### [Task objective]
Scan the records below. List lines holding "XCH₄".

### [Material shown]
• • • •

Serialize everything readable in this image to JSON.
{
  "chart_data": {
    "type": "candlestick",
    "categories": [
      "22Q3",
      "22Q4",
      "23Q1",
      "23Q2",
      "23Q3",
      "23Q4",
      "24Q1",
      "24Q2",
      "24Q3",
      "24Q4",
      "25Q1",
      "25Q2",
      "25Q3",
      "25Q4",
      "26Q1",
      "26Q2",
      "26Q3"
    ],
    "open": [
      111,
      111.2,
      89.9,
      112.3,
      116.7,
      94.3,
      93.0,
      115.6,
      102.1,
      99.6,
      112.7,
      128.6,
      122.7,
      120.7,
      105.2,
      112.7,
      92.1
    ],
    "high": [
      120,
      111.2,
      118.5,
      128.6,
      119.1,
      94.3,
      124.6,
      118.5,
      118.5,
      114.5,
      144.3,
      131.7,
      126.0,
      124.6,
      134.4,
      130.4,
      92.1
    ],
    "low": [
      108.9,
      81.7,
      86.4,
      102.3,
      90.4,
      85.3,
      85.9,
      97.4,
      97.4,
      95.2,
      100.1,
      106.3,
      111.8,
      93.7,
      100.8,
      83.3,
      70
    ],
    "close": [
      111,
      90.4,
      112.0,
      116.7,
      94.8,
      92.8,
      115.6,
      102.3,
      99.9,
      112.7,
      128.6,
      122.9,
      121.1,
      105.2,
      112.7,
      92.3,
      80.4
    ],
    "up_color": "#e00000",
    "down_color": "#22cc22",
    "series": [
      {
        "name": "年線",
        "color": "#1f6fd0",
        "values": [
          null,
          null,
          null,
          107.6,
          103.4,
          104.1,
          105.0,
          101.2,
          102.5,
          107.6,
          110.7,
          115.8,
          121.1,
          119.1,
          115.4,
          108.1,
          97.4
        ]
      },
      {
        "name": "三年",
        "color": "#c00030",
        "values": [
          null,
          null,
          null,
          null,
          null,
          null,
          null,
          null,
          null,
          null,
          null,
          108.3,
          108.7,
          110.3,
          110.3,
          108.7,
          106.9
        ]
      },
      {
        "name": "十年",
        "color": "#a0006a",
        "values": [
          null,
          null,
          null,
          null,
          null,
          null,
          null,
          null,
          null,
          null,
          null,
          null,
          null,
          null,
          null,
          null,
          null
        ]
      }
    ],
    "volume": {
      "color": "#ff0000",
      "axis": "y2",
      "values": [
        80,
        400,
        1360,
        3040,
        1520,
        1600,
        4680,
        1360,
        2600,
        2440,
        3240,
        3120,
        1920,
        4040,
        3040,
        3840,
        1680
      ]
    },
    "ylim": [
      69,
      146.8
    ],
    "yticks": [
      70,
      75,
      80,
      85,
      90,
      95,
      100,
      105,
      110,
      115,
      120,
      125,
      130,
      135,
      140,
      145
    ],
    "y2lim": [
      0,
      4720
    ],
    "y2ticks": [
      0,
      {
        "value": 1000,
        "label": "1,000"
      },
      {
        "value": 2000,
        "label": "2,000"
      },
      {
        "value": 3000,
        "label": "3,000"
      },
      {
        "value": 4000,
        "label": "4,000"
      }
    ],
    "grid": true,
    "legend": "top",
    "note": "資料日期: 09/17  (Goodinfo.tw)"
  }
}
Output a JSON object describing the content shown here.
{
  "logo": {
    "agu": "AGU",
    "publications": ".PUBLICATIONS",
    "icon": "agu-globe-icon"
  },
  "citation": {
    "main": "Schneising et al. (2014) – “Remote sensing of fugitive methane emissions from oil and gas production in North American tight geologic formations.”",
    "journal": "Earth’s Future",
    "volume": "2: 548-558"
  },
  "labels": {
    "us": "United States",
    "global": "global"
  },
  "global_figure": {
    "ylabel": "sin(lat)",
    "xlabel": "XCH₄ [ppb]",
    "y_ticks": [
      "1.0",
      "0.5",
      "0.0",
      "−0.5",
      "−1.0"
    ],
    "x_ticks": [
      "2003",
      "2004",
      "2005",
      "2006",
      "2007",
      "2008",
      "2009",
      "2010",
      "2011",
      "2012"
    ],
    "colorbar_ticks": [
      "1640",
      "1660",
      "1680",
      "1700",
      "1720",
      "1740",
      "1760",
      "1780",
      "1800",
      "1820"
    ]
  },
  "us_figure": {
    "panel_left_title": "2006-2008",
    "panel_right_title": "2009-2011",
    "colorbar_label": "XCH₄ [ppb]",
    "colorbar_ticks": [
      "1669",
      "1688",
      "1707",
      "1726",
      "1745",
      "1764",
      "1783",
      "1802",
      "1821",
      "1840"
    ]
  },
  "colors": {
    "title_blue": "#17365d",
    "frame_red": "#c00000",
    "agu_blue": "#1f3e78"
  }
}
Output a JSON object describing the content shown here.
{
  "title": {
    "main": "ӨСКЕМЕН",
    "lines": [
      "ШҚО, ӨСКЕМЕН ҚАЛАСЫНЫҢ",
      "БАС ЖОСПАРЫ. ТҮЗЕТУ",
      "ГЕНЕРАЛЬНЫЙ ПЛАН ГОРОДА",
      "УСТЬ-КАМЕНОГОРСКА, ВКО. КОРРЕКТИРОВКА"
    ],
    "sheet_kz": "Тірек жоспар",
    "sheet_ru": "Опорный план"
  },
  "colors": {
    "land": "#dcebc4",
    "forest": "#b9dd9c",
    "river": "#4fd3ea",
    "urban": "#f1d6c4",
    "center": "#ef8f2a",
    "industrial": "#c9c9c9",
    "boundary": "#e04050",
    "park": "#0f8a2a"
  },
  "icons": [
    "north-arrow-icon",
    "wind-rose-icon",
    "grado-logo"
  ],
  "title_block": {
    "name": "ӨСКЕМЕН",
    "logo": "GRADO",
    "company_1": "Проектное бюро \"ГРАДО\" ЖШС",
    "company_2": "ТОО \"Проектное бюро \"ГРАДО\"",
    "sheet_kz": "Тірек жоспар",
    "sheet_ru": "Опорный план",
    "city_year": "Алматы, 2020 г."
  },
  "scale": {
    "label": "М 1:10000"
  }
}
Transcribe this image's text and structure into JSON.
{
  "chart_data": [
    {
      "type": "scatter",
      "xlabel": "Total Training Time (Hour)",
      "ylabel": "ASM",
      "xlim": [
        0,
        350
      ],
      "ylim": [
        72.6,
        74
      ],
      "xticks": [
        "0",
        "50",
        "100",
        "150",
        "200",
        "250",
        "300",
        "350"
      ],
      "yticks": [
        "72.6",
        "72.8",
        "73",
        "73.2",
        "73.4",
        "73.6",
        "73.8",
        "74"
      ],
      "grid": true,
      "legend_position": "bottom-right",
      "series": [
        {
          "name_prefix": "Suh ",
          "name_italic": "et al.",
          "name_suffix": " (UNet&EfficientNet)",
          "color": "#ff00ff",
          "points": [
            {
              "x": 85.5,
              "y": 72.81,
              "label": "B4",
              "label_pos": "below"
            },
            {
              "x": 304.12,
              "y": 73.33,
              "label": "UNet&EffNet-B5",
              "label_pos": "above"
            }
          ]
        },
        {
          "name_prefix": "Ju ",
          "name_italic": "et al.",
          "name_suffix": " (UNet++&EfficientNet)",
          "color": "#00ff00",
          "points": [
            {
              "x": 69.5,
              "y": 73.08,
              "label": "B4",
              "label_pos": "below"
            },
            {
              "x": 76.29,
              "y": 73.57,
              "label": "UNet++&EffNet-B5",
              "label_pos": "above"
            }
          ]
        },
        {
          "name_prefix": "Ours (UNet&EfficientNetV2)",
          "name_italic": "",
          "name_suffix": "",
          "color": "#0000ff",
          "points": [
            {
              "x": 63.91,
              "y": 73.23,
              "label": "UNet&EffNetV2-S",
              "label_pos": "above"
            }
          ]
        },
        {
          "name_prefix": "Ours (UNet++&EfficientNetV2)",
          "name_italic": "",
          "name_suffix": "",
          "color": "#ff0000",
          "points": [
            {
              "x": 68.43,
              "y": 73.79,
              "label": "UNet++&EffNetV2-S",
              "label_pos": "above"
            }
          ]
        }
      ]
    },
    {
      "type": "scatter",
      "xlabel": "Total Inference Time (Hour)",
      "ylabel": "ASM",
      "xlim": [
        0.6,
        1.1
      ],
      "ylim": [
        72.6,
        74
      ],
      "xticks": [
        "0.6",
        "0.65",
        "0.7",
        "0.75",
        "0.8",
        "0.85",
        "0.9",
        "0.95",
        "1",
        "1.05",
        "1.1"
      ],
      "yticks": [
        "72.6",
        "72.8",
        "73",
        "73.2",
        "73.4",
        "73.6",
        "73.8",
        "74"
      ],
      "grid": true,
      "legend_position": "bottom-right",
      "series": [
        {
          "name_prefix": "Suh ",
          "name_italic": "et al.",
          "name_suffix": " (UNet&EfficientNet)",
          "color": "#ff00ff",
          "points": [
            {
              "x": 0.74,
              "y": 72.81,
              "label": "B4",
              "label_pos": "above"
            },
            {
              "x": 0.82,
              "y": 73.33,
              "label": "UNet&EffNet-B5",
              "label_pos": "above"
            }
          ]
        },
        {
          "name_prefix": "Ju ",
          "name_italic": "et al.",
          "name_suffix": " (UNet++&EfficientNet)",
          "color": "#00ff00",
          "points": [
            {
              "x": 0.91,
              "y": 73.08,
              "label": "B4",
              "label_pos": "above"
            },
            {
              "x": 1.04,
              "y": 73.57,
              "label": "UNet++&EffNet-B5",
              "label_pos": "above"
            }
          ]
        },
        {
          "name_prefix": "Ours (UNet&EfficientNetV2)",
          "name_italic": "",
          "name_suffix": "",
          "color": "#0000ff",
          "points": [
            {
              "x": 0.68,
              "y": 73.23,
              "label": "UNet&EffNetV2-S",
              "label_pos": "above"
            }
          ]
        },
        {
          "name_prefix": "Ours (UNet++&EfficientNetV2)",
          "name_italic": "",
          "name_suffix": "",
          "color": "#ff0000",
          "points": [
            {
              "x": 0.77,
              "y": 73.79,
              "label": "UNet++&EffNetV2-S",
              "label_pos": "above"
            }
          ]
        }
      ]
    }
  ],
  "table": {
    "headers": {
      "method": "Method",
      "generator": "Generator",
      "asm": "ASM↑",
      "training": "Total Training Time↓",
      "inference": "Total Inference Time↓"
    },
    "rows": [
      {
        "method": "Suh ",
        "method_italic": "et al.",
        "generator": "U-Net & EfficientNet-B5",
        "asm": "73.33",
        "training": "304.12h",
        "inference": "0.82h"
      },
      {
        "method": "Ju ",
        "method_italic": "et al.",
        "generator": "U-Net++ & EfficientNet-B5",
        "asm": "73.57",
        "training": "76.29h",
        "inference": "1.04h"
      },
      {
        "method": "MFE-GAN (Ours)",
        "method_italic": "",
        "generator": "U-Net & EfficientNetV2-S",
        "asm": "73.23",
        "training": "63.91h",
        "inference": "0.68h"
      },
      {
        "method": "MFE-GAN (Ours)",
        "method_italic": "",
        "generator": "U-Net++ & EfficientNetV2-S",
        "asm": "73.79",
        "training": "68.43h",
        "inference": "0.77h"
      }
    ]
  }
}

• • • •

### [Result for this exercise]
    "xlabel": "XCH₄ [ppb]",
    "colorbar_label": "XCH₄ [ppb]",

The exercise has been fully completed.